-- Problem details --
Copy out each line containing "bottom" from the entries below.

-- Dataset rows about figures --
____

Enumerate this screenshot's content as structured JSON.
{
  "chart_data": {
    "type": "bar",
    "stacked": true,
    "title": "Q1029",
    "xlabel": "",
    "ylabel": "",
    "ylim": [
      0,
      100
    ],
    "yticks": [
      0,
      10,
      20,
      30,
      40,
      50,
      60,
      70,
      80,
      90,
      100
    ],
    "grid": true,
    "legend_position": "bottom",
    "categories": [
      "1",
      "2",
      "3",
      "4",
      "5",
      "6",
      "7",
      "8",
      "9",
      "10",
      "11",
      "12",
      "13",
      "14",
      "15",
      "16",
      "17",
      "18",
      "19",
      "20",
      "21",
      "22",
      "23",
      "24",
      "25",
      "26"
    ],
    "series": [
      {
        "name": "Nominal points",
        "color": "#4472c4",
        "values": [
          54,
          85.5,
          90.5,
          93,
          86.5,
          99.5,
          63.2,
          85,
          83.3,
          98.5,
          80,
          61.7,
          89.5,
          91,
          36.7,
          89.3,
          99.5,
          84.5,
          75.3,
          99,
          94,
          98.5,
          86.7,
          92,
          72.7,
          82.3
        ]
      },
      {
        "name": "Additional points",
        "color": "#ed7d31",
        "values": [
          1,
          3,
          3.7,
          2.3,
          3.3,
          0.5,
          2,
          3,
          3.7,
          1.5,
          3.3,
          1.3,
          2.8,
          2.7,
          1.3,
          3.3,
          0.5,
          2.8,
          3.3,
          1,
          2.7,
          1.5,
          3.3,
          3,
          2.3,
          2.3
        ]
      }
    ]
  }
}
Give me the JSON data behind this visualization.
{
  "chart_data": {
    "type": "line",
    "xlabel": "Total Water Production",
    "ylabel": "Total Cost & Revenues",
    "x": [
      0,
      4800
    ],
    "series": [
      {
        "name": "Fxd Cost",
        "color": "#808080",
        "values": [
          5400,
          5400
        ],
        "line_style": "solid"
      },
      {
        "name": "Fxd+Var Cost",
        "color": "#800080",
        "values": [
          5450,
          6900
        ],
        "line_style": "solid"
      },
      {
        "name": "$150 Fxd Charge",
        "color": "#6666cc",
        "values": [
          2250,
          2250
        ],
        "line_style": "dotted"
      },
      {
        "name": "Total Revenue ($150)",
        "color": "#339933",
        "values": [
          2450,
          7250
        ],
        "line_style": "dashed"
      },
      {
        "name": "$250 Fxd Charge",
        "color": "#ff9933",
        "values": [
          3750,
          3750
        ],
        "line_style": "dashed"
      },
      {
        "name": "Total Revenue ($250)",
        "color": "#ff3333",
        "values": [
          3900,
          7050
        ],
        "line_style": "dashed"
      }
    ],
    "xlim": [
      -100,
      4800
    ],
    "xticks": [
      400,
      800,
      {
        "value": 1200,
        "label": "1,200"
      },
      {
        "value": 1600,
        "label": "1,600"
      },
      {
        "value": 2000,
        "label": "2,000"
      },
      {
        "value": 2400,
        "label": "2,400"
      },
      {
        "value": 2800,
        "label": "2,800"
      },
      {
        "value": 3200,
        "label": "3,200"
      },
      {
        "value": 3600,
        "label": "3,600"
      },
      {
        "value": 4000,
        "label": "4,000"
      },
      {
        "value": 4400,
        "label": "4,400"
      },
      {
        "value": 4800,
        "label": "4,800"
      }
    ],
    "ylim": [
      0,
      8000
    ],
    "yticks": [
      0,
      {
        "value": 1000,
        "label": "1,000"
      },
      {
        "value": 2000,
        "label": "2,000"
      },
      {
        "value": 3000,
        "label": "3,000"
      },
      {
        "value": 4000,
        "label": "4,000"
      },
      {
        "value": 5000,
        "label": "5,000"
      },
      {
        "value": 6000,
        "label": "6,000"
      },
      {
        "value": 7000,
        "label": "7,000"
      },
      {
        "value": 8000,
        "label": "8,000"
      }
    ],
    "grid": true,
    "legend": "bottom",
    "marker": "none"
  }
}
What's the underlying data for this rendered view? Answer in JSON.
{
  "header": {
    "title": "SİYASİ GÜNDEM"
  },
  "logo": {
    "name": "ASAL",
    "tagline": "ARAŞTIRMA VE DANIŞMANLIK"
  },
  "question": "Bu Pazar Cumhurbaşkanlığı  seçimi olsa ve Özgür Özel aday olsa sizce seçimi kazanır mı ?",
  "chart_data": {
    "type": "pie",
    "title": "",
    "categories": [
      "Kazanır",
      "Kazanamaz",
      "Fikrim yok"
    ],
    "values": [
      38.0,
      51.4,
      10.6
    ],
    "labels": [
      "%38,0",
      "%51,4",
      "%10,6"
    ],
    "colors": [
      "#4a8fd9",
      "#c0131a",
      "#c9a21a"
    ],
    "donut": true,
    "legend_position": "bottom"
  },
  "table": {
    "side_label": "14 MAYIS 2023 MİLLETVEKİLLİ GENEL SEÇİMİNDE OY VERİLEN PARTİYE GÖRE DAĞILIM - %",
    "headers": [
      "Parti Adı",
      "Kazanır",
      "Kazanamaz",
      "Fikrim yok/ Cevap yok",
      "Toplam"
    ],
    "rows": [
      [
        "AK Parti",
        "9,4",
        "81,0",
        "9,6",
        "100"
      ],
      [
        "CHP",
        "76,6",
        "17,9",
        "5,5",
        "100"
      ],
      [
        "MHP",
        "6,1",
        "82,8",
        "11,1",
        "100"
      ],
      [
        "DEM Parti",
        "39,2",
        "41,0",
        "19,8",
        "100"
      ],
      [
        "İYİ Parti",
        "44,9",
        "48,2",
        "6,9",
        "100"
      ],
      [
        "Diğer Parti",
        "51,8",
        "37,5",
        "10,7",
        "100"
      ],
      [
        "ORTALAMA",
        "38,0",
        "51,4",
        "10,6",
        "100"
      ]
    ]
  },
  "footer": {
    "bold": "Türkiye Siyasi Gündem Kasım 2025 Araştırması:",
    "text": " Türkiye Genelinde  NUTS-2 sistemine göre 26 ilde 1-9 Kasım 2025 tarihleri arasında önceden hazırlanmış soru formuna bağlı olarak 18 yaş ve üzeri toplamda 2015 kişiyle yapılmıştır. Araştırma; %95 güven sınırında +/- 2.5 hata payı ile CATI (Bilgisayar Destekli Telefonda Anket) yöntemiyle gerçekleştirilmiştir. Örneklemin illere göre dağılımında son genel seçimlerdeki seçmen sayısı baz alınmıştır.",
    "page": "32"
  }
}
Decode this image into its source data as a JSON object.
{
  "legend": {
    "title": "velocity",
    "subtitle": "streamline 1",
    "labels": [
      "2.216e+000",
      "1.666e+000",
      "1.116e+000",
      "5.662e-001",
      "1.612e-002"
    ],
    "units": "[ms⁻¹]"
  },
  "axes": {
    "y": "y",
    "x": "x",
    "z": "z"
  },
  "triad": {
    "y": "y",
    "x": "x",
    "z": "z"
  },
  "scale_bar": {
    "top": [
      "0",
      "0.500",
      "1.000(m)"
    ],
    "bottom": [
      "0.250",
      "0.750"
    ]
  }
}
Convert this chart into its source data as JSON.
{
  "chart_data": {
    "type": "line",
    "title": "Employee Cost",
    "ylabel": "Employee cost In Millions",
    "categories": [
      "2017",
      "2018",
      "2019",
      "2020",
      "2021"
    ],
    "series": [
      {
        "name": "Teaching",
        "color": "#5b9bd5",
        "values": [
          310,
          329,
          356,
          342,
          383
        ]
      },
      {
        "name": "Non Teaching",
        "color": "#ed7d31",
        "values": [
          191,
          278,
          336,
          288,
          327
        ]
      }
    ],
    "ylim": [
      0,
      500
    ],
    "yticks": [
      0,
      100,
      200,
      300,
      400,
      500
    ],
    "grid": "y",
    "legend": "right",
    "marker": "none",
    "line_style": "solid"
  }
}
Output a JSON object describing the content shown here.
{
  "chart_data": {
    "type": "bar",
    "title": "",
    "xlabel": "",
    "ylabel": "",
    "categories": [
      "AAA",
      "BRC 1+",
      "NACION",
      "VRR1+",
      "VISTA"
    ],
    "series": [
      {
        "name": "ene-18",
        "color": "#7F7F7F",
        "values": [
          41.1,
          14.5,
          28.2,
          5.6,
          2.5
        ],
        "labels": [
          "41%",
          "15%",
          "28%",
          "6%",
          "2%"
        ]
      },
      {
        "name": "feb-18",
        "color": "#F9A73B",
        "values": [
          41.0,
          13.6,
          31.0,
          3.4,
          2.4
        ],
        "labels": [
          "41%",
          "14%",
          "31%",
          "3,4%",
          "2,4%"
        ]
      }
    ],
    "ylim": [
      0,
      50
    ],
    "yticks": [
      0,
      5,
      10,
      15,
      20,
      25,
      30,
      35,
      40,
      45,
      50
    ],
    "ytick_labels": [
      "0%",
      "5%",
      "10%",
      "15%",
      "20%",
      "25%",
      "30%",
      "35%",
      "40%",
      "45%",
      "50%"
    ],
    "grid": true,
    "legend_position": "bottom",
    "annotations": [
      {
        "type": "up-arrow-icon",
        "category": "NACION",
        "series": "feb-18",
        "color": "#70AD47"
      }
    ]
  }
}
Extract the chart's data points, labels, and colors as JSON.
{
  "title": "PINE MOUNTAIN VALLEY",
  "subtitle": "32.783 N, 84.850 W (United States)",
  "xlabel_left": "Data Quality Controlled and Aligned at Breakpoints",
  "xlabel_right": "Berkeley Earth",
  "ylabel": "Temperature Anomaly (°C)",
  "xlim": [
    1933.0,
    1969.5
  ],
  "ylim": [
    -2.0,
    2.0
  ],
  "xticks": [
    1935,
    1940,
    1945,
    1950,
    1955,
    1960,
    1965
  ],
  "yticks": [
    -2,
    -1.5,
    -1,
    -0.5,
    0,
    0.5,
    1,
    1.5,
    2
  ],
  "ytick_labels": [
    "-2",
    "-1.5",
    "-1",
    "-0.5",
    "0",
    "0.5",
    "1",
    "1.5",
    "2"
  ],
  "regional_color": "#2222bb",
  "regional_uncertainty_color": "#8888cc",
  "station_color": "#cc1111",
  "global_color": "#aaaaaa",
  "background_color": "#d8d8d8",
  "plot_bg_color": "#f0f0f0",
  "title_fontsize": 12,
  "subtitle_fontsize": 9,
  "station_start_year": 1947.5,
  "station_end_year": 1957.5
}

____

-- Complete response --
    "legend_position": "bottom",
    "legend": "bottom",
    "legend_position": "bottom"
    "bottom": [
    "legend_position": "bottom",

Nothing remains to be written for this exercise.